=== Your instructions ===
Locate every line in the records below that contains the word "Biden", and copy each one.

=== Dataset records of document pages ===
● ● ● ● ●

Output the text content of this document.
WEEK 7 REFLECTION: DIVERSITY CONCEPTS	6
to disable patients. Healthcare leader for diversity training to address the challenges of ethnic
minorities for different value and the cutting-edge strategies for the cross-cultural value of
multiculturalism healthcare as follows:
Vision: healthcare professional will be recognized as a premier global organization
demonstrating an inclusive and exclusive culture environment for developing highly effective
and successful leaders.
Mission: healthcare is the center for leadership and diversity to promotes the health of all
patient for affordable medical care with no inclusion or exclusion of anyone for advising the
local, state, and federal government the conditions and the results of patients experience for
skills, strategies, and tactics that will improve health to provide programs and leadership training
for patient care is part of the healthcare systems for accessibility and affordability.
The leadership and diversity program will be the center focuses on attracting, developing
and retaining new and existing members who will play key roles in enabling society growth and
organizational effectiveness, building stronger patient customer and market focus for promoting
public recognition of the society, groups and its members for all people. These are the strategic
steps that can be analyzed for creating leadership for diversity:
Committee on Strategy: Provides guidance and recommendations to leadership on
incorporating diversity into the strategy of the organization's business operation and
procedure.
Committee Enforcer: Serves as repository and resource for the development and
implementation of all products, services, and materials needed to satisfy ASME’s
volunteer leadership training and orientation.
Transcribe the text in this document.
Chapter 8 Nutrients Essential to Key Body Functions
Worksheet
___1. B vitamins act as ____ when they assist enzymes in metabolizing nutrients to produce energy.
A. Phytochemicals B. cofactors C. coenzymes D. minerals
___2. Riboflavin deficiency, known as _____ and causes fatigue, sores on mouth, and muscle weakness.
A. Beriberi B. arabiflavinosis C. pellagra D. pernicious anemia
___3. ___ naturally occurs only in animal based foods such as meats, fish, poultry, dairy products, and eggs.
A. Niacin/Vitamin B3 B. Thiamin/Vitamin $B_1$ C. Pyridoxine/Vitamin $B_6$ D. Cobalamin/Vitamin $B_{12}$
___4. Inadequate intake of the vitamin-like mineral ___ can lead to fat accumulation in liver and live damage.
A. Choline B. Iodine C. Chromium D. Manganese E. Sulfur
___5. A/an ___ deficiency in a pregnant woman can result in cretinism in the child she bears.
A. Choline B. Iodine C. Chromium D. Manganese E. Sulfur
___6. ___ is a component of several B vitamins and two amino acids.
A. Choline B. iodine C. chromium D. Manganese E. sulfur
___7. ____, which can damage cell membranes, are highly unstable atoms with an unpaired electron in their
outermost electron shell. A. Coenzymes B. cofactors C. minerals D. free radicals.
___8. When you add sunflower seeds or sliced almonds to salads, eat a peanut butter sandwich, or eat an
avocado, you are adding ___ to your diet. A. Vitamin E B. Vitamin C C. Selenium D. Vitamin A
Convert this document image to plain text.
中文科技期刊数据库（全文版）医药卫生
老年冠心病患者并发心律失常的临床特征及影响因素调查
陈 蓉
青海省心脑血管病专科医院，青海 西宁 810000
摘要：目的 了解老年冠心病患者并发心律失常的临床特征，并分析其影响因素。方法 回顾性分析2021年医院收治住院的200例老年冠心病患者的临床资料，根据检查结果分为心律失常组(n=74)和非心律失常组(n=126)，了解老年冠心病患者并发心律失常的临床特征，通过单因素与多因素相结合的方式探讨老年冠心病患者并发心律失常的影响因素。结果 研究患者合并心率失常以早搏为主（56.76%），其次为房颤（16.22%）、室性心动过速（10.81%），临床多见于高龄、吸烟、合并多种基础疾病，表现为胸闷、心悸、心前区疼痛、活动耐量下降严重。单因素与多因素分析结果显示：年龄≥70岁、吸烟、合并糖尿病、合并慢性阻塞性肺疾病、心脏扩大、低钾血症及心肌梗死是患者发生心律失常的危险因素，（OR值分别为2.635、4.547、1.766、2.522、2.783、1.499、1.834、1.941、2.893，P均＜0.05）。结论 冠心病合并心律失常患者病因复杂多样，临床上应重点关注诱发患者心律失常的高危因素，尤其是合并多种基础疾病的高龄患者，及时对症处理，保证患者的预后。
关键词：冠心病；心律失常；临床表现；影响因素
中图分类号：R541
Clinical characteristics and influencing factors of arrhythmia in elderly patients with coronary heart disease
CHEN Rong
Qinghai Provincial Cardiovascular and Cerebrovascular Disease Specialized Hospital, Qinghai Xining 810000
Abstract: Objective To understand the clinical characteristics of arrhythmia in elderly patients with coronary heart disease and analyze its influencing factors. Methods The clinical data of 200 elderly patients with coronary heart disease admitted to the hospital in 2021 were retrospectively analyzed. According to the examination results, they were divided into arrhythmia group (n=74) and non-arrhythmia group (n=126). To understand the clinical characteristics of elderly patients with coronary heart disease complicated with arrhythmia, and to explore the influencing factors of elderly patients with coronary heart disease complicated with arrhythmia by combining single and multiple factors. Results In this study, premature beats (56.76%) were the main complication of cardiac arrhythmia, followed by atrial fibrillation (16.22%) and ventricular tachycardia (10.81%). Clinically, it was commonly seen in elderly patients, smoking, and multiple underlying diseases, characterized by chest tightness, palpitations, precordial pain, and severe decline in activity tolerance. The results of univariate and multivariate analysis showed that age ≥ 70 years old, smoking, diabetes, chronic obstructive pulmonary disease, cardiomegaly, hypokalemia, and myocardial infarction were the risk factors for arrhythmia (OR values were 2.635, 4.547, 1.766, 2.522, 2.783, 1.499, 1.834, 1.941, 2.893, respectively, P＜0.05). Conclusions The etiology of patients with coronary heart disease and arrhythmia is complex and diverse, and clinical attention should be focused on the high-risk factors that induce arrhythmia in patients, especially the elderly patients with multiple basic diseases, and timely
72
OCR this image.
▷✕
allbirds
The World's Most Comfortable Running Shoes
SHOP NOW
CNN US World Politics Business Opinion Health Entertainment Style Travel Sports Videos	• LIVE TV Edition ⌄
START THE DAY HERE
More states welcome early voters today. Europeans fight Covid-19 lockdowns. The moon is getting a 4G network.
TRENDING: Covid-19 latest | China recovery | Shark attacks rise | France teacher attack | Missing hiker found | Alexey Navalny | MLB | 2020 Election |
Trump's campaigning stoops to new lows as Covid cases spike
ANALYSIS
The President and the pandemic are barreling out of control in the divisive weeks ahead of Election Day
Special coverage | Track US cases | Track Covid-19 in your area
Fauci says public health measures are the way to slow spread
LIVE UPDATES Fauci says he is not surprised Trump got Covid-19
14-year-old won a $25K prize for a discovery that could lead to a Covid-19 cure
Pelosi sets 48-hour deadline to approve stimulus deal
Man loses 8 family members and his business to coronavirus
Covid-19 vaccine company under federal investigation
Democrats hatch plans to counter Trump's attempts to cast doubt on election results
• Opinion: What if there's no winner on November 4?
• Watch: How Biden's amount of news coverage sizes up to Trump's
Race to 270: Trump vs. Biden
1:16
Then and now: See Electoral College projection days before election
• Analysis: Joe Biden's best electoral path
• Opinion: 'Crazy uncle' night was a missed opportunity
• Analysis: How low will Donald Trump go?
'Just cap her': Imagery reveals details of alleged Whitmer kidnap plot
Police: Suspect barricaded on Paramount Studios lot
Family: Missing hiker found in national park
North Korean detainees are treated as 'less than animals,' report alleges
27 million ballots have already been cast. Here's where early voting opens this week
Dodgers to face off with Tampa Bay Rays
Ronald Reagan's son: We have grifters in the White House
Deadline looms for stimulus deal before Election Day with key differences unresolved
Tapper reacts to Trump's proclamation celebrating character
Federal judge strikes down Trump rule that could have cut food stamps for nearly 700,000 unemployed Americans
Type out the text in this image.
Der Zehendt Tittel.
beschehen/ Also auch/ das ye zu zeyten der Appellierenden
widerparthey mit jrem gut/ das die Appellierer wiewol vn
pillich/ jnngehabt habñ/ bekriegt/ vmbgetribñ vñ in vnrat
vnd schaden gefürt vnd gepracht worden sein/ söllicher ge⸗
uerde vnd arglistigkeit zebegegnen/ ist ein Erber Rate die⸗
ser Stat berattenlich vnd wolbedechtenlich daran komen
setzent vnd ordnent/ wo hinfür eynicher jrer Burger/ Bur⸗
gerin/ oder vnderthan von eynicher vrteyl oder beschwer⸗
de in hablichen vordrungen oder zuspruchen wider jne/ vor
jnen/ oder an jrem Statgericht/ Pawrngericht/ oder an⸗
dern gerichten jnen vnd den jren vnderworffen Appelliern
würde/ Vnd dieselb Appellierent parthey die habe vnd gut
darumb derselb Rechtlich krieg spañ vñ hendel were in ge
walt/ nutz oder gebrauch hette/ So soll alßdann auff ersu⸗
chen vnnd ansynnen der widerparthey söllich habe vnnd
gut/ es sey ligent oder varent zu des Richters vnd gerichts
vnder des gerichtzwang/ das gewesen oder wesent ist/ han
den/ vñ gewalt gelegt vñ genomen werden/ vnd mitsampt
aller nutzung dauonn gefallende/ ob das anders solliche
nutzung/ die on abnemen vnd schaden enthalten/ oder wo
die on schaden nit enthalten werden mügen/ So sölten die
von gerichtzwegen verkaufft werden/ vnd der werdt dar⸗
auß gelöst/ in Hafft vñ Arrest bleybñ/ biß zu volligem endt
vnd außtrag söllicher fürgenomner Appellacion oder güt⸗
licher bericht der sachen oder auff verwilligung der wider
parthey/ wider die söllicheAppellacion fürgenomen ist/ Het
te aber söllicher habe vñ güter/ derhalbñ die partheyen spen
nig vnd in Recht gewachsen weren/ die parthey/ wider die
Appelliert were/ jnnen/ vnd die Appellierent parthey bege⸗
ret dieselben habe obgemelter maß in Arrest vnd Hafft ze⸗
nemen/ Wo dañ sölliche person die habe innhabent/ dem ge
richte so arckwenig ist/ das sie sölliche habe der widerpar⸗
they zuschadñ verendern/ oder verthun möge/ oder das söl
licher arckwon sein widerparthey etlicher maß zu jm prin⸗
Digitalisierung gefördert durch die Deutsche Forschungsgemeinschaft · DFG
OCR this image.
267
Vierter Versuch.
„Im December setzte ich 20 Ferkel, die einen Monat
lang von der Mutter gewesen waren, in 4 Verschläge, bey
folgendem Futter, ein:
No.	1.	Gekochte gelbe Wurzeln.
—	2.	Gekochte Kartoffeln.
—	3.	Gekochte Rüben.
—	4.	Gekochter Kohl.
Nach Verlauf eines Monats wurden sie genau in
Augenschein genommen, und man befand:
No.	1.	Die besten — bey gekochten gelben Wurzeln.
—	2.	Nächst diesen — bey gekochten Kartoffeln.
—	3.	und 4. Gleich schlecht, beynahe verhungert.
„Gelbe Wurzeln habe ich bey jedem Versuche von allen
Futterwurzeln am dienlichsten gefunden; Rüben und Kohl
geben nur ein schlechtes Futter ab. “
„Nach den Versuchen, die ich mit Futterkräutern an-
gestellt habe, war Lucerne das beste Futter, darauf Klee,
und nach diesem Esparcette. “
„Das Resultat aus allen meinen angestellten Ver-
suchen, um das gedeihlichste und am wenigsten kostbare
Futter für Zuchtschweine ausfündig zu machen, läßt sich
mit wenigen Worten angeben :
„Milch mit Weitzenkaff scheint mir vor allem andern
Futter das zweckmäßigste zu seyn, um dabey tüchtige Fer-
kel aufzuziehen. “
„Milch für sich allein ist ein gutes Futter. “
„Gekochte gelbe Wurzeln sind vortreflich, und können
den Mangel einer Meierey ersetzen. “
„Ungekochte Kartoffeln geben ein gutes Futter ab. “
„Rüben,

● ● ● ● ●

=== Worked solution ===
• Watch: How Biden's amount of news coverage sizes up to Trump's
Race to 270: Trump vs. Biden
• Analysis: Joe Biden's best electoral path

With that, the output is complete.